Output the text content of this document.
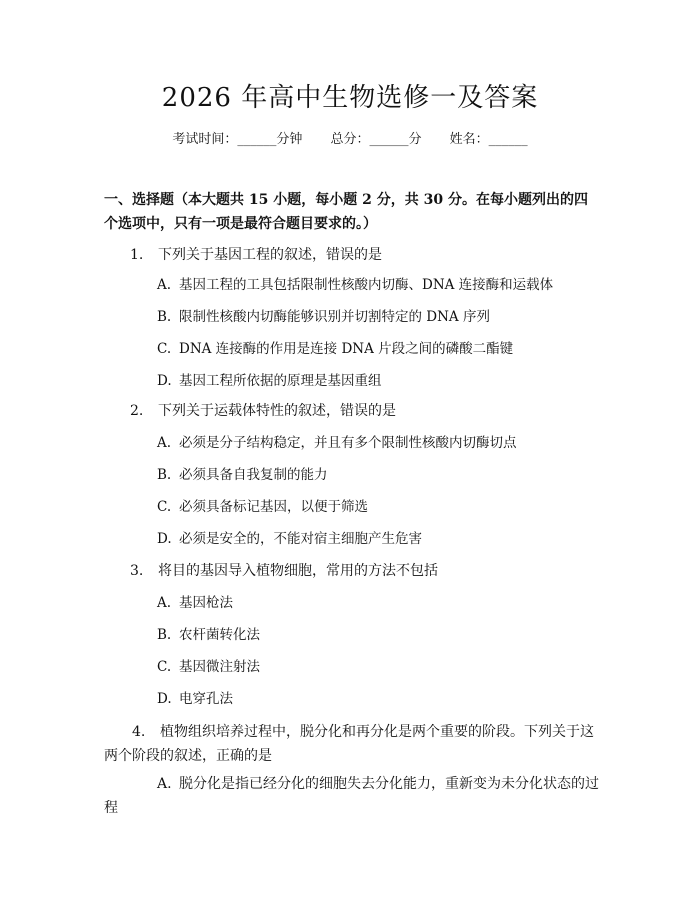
2026 年高中生物选修一及答案
考试时间：______分钟 总分：______分 姓名：______
一、选择题（本大题共 15 小题，每小题 2 分，共 30 分。在每小题列出的四个选项中，只有一项是最符合题目要求的。）
1. 下列关于基因工程的叙述，错误的是
A. 基因工程的工具包括限制性核酸内切酶、DNA 连接酶和运载体
B. 限制性核酸内切酶能够识别并切割特定的 DNA 序列
C. DNA 连接酶的作用是连接 DNA 片段之间的磷酸二酯键
D. 基因工程所依据的原理是基因重组
2. 下列关于运载体特性的叙述，错误的是
A. 必须是分子结构稳定，并且有多个限制性核酸内切酶切点
B. 必须具备自我复制的能力
C. 必须具备标记基因，以便于筛选
D. 必须是安全的，不能对宿主细胞产生危害
3. 将目的基因导入植物细胞，常用的方法不包括
A. 基因枪法
B. 农杆菌转化法
C. 基因微注射法
D. 电穿孔法
4. 植物组织培养过程中，脱分化和再分化是两个重要的阶段。下列关于这两个阶段的叙述，正确的是
A. 脱分化是指已经分化的细胞失去分化能力，重新变为未分化状态的过程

____________

• _Task to carry out_
Transcribe the records above exactly, omitting every picture they contain.

• _Exercise answer_
Output the text content of this document.
2026 年高中生物选修一及答案
考试时间：______分钟 总分：______分 姓名：______
一、选择题（本大题共 15 小题，每小题 2 分，共 30 分。在每小题列出的四个选项中，只有一项是最符合题目要求的。）
1. 下列关于基因工程的叙述，错误的是
A. 基因工程的工具包括限制性核酸内切酶、DNA 连接酶和运载体
B. 限制性核酸内切酶能够识别并切割特定的 DNA 序列
C. DNA 连接酶的作用是连接 DNA 片段之间的磷酸二酯键
D. 基因工程所依据的原理是基因重组
2. 下列关于运载体特性的叙述，错误的是
A. 必须是分子结构稳定，并且有多个限制性核酸内切酶切点
B. 必须具备自我复制的能力
C. 必须具备标记基因，以便于筛选
D. 必须是安全的，不能对宿主细胞产生危害
3. 将目的基因导入植物细胞，常用的方法不包括
A. 基因枪法
B. 农杆菌转化法
C. 基因微注射法
D. 电穿孔法
4. 植物组织培养过程中，脱分化和再分化是两个重要的阶段。下列关于这两个阶段的叙述，正确的是
A. 脱分化是指已经分化的细胞失去分化能力，重新变为未分化状态的过程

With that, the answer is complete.